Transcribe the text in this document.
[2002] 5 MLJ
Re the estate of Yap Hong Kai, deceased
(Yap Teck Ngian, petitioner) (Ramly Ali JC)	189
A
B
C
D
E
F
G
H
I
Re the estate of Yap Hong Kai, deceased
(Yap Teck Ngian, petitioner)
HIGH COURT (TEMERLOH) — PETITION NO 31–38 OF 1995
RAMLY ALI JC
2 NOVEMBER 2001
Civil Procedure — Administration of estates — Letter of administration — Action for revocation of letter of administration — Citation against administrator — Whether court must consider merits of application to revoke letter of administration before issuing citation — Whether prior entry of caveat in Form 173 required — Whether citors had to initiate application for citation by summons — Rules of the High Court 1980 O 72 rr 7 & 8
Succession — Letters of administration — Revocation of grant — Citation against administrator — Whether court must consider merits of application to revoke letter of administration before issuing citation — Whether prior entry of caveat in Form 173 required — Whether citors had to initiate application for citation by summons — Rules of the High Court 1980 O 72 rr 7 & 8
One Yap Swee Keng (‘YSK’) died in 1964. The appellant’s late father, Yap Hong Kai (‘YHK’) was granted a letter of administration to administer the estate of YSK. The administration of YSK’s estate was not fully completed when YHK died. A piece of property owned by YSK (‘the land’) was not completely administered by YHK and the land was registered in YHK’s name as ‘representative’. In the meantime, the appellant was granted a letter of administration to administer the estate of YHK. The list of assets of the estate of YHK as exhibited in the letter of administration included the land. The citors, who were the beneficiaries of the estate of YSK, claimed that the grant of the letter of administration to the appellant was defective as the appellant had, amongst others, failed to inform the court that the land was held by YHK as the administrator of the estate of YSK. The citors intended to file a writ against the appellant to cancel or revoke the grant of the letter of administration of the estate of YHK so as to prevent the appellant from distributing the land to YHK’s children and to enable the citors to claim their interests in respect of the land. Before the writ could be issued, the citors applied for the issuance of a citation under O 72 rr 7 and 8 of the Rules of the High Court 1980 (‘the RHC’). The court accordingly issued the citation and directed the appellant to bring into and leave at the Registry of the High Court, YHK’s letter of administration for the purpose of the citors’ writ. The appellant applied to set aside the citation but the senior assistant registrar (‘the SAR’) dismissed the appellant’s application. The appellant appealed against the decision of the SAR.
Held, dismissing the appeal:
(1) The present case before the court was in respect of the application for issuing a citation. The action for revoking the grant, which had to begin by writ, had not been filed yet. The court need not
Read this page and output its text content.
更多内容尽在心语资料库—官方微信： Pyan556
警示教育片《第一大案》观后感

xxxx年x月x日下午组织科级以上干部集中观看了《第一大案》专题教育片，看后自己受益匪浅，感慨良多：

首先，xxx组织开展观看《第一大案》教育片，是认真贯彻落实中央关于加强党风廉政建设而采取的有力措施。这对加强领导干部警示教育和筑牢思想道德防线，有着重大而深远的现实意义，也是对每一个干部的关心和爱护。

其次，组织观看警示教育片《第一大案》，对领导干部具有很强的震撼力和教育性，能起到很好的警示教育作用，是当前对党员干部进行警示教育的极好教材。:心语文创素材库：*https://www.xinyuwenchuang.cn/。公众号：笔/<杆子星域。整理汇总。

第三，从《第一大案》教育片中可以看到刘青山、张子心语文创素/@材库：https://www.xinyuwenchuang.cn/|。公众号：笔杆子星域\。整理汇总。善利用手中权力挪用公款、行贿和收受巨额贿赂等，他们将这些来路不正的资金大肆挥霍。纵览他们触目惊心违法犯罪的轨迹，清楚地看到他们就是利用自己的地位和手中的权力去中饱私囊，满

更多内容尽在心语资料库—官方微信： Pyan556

Your goal: Reproduce the records word for word.

Solution to this exercise:
Transcribe the text in this document.
[2002] 5 MLJ
Re the estate of Yap Hong Kai, deceased
(Yap Teck Ngian, petitioner) (Ramly Ali JC)	189
A
B
C
D
E
F
G
H
I
Re the estate of Yap Hong Kai, deceased
(Yap Teck Ngian, petitioner)
HIGH COURT (TEMERLOH) — PETITION NO 31–38 OF 1995
RAMLY ALI JC
2 NOVEMBER 2001
Civil Procedure — Administration of estates — Letter of administration — Action for revocation of letter of administration — Citation against administrator — Whether court must consider merits of application to revoke letter of administration before issuing citation — Whether prior entry of caveat in Form 173 required — Whether citors had to initiate application for citation by summons — Rules of the High Court 1980 O 72 rr 7 & 8
Succession — Letters of administration — Revocation of grant — Citation against administrator — Whether court must consider merits of application to revoke letter of administration before issuing citation — Whether prior entry of caveat in Form 173 required — Whether citors had to initiate application for citation by summons — Rules of the High Court 1980 O 72 rr 7 & 8
One Yap Swee Keng (‘YSK’) died in 1964. The appellant’s late father, Yap Hong Kai (‘YHK’) was granted a letter of administration to administer the estate of YSK. The administration of YSK’s estate was not fully completed when YHK died. A piece of property owned by YSK (‘the land’) was not completely administered by YHK and the land was registered in YHK’s name as ‘representative’. In the meantime, the appellant was granted a letter of administration to administer the estate of YHK. The list of assets of the estate of YHK as exhibited in the letter of administration included the land. The citors, who were the beneficiaries of the estate of YSK, claimed that the grant of the letter of administration to the appellant was defective as the appellant had, amongst others, failed to inform the court that the land was held by YHK as the administrator of the estate of YSK. The citors intended to file a writ against the appellant to cancel or revoke the grant of the letter of administration of the estate of YHK so as to prevent the appellant from distributing the land to YHK’s children and to enable the citors to claim their interests in respect of the land. Before the writ could be issued, the citors applied for the issuance of a citation under O 72 rr 7 and 8 of the Rules of the High Court 1980 (‘the RHC’). The court accordingly issued the citation and directed the appellant to bring into and leave at the Registry of the High Court, YHK’s letter of administration for the purpose of the citors’ writ. The appellant applied to set aside the citation but the senior assistant registrar (‘the SAR’) dismissed the appellant’s application. The appellant appealed against the decision of the SAR.
Held, dismissing the appeal:
(1) The present case before the court was in respect of the application for issuing a citation. The action for revoking the grant, which had to begin by writ, had not been filed yet. The court need not
Read this page and output its text content.
更多内容尽在心语资料库—官方微信： Pyan556
警示教育片《第一大案》观后感

xxxx年x月x日下午组织科级以上干部集中观看了《第一大案》专题教育片，看后自己受益匪浅，感慨良多：

首先，xxx组织开展观看《第一大案》教育片，是认真贯彻落实中央关于加强党风廉政建设而采取的有力措施。这对加强领导干部警示教育和筑牢思想道德防线，有着重大而深远的现实意义，也是对每一个干部的关心和爱护。

其次，组织观看警示教育片《第一大案》，对领导干部具有很强的震撼力和教育性，能起到很好的警示教育作用，是当前对党员干部进行警示教育的极好教材。:心语文创素材库：*https://www.xinyuwenchuang.cn/。公众号：笔/<杆子星域。整理汇总。

第三，从《第一大案》教育片中可以看到刘青山、张子心语文创素/@材库：https://www.xinyuwenchuang.cn/|。公众号：笔杆子星域\。整理汇总。善利用手中权力挪用公款、行贿和收受巨额贿赂等，他们将这些来路不正的资金大肆挥霍。纵览他们触目惊心违法犯罪的轨迹，清楚地看到他们就是利用自己的地位和手中的权力去中饱私囊，满

更多内容尽在心语资料库—官方微信： Pyan556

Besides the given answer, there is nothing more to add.